Written task
Write the records out again exactly, leaving no images in.

## Begin Provided data

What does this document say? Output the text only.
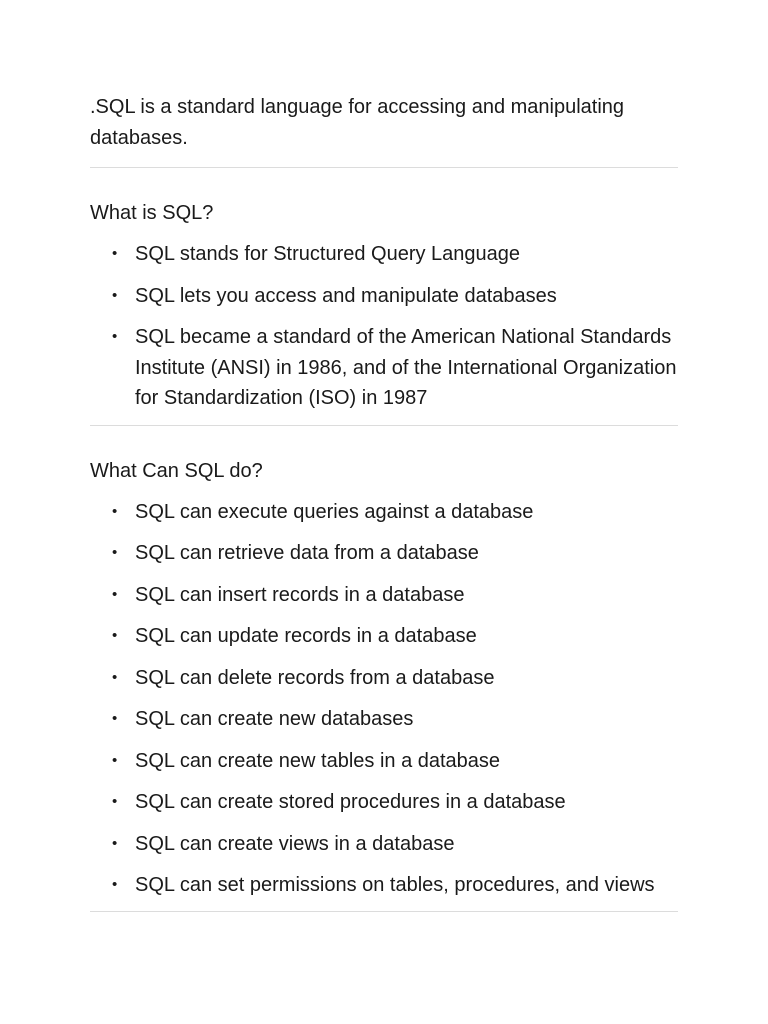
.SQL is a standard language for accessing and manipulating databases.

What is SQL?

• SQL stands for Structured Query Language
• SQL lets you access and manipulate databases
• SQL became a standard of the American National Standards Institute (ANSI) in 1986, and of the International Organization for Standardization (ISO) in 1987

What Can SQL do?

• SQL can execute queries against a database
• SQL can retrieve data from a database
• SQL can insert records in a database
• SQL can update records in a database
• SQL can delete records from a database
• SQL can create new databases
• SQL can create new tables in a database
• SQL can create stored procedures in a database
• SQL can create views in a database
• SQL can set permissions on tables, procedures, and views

## End Provided data

Expected answer
What does this document say? Output the text only.
.SQL is a standard language for accessing and manipulating databases.

What is SQL?

• SQL stands for Structured Query Language
• SQL lets you access and manipulate databases
• SQL became a standard of the American National Standards Institute (ANSI) in 1986, and of the International Organization for Standardization (ISO) in 1987

What Can SQL do?

• SQL can execute queries against a database
• SQL can retrieve data from a database
• SQL can insert records in a database
• SQL can update records in a database
• SQL can delete records from a database
• SQL can create new databases
• SQL can create new tables in a database
• SQL can create stored procedures in a database
• SQL can create views in a database
• SQL can set permissions on tables, procedures, and views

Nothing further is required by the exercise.